__REQUIRED WORK__:
Leave out the pictures and copy every record exactly.

__INFORMATION GIVEN__:
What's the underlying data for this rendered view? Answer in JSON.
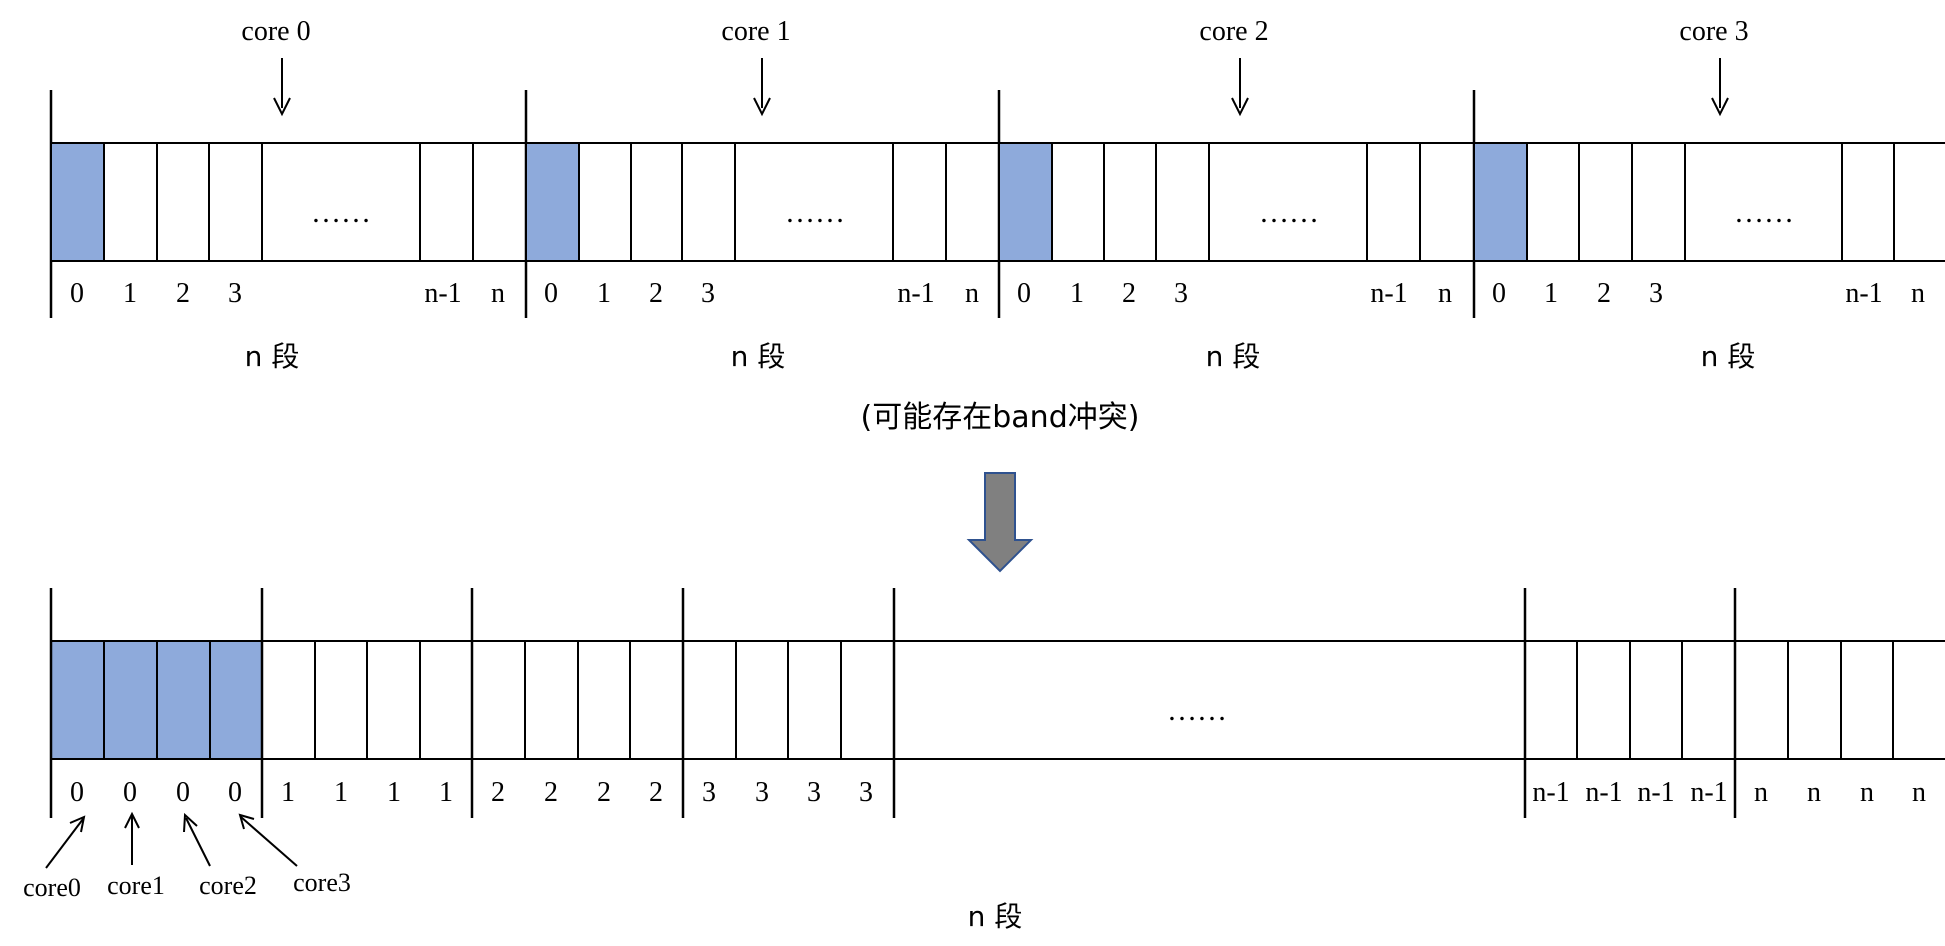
{
  "top": {
    "blocks": [
      {
        "core_label": "core 0",
        "cell_labels": [
          "0",
          "1",
          "2",
          "3",
          "n-1",
          "n"
        ],
        "ellipsis": "……",
        "segment_label": "n 段"
      },
      {
        "core_label": "core 1",
        "cell_labels": [
          "0",
          "1",
          "2",
          "3",
          "n-1",
          "n"
        ],
        "ellipsis": "……",
        "segment_label": "n 段"
      },
      {
        "core_label": "core 2",
        "cell_labels": [
          "0",
          "1",
          "2",
          "3",
          "n-1",
          "n"
        ],
        "ellipsis": "……",
        "segment_label": "n 段"
      },
      {
        "core_label": "core 3",
        "cell_labels": [
          "0",
          "1",
          "2",
          "3",
          "n-1",
          "n"
        ],
        "ellipsis": "……",
        "segment_label": "n 段"
      }
    ],
    "note": "(可能存在band冲突)"
  },
  "bottom": {
    "groups": [
      {
        "labels": [
          "0",
          "0",
          "0",
          "0"
        ],
        "highlighted": true
      },
      {
        "labels": [
          "1",
          "1",
          "1",
          "1"
        ],
        "highlighted": false
      },
      {
        "labels": [
          "2",
          "2",
          "2",
          "2"
        ],
        "highlighted": false
      },
      {
        "labels": [
          "3",
          "3",
          "3",
          "3"
        ],
        "highlighted": false
      },
      {
        "labels": [
          "n-1",
          "n-1",
          "n-1",
          "n-1"
        ],
        "highlighted": false
      },
      {
        "labels": [
          "n",
          "n",
          "n",
          "n"
        ],
        "highlighted": false
      }
    ],
    "ellipsis": "……",
    "core_callouts": [
      "core0",
      "core1",
      "core2",
      "core3"
    ],
    "segment_label": "n 段"
  },
  "colors": {
    "highlight_fill": "#8eaadb",
    "arrow_fill": "#808080",
    "arrow_stroke": "#2f528f",
    "line": "#000000"
  }
}
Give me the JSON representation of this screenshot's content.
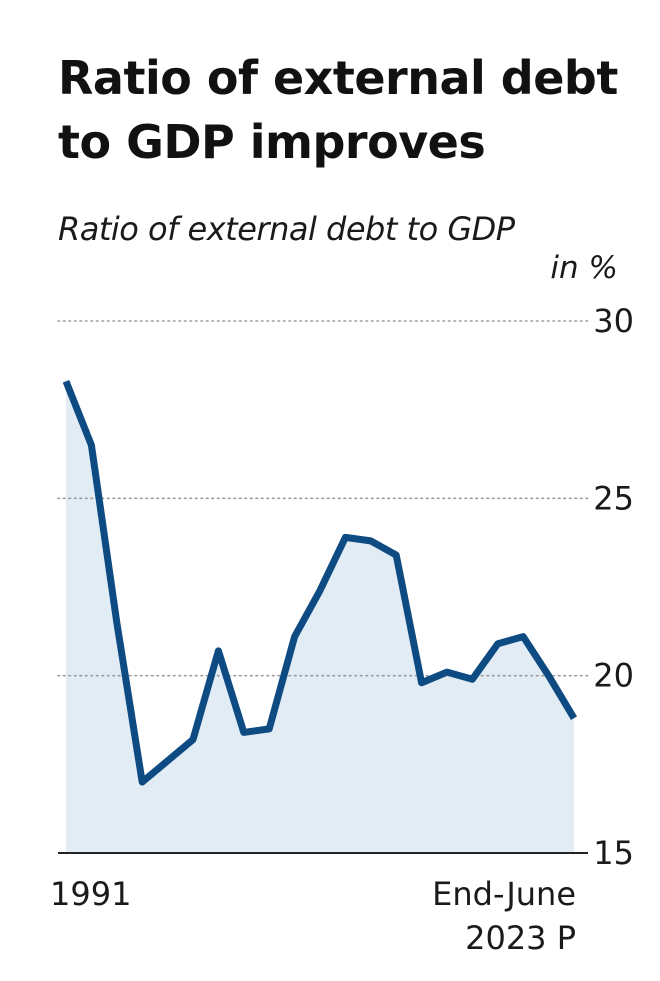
{
  "header": {
    "title": "Ratio of external debt to GDP improves",
    "subtitle": "Ratio of external debt to GDP",
    "unit": "in %"
  },
  "colors": {
    "line": "#0e4b83",
    "area": "#e1ecf5",
    "grid": "#9a9a9a",
    "axis": "#222222"
  },
  "chart_data": {
    "type": "area",
    "x_start_label": "1991",
    "x_end_label_line1": "End-June",
    "x_end_label_line2": "2023 P",
    "values": [
      28.3,
      26.5,
      21.5,
      17.0,
      17.6,
      18.2,
      20.7,
      18.4,
      18.5,
      21.1,
      22.4,
      23.9,
      23.8,
      23.4,
      19.8,
      20.1,
      19.9,
      20.9,
      21.1,
      20.0,
      18.8
    ],
    "ylim": [
      15,
      30
    ],
    "yticks": [
      15,
      20,
      25,
      30
    ],
    "grid": true,
    "y_axis_side": "right"
  }
}
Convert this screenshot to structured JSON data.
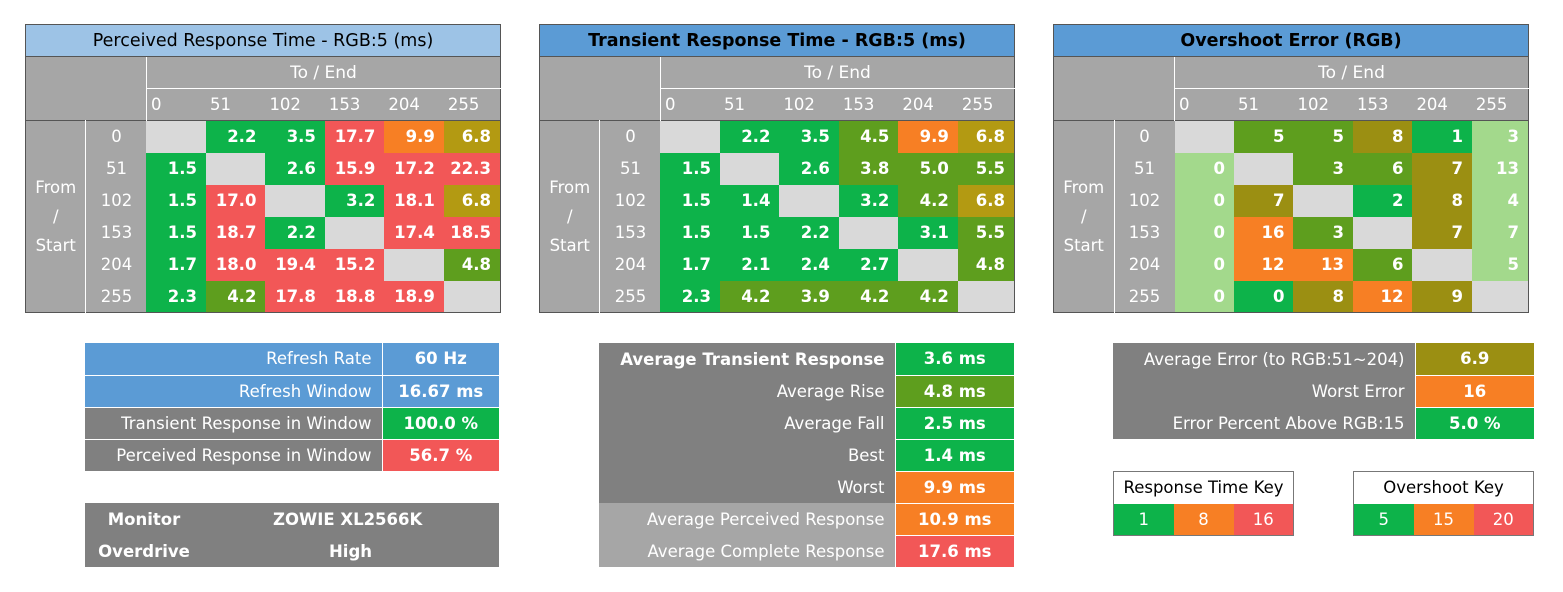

__EXPECTED ANSWER__:
What's the underlying data for this rendered view? Answer in JSON.
{
  "top": {
    "blocks": [
      {
        "core_label": "core 0",
        "cell_labels": [
          "0",
          "1",
          "2",
          "3",
          "n-1",
          "n"
        ],
        "ellipsis": "……",
        "segment_label": "n 段"
      },
      {
        "core_label": "core 1",
        "cell_labels": [
          "0",
          "1",
          "2",
          "3",
          "n-1",
          "n"
        ],
        "ellipsis": "……",
        "segment_label": "n 段"
      },
      {
        "core_label": "core 2",
        "cell_labels": [
          "0",
          "1",
          "2",
          "3",
          "n-1",
          "n"
        ],
        "ellipsis": "……",
        "segment_label": "n 段"
      },
      {
        "core_label": "core 3",
        "cell_labels": [
          "0",
          "1",
          "2",
          "3",
          "n-1",
          "n"
        ],
        "ellipsis": "……",
        "segment_label": "n 段"
      }
    ],
    "note": "(可能存在band冲突)"
  },
  "bottom": {
    "groups": [
      {
        "labels": [
          "0",
          "0",
          "0",
          "0"
        ],
        "highlighted": true
      },
      {
        "labels": [
          "1",
          "1",
          "1",
          "1"
        ],
        "highlighted": false
      },
      {
        "labels": [
          "2",
          "2",
          "2",
          "2"
        ],
        "highlighted": false
      },
      {
        "labels": [
          "3",
          "3",
          "3",
          "3"
        ],
        "highlighted": false
      },
      {
        "labels": [
          "n-1",
          "n-1",
          "n-1",
          "n-1"
        ],
        "highlighted": false
      },
      {
        "labels": [
          "n",
          "n",
          "n",
          "n"
        ],
        "highlighted": false
      }
    ],
    "ellipsis": "……",
    "core_callouts": [
      "core0",
      "core1",
      "core2",
      "core3"
    ],
    "segment_label": "n 段"
  },
  "colors": {
    "highlight_fill": "#8eaadb",
    "arrow_fill": "#808080",
    "arrow_stroke": "#2f528f",
    "line": "#000000"
  }
}
Give me the JSON representation of this screenshot's content.
{
  "header": {
    "title": "Ratio of external debt to GDP improves",
    "subtitle": "Ratio of external debt to GDP",
    "unit": "in %"
  },
  "colors": {
    "line": "#0e4b83",
    "area": "#e1ecf5",
    "grid": "#9a9a9a",
    "axis": "#222222"
  },
  "chart_data": {
    "type": "area",
    "x_start_label": "1991",
    "x_end_label_line1": "End-June",
    "x_end_label_line2": "2023 P",
    "values": [
      28.3,
      26.5,
      21.5,
      17.0,
      17.6,
      18.2,
      20.7,
      18.4,
      18.5,
      21.1,
      22.4,
      23.9,
      23.8,
      23.4,
      19.8,
      20.1,
      19.9,
      20.9,
      21.1,
      20.0,
      18.8
    ],
    "ylim": [
      15,
      30
    ],
    "yticks": [
      15,
      20,
      25,
      30
    ],
    "grid": true,
    "y_axis_side": "right"
  }
}
Convert this screenshot to structured JSON data.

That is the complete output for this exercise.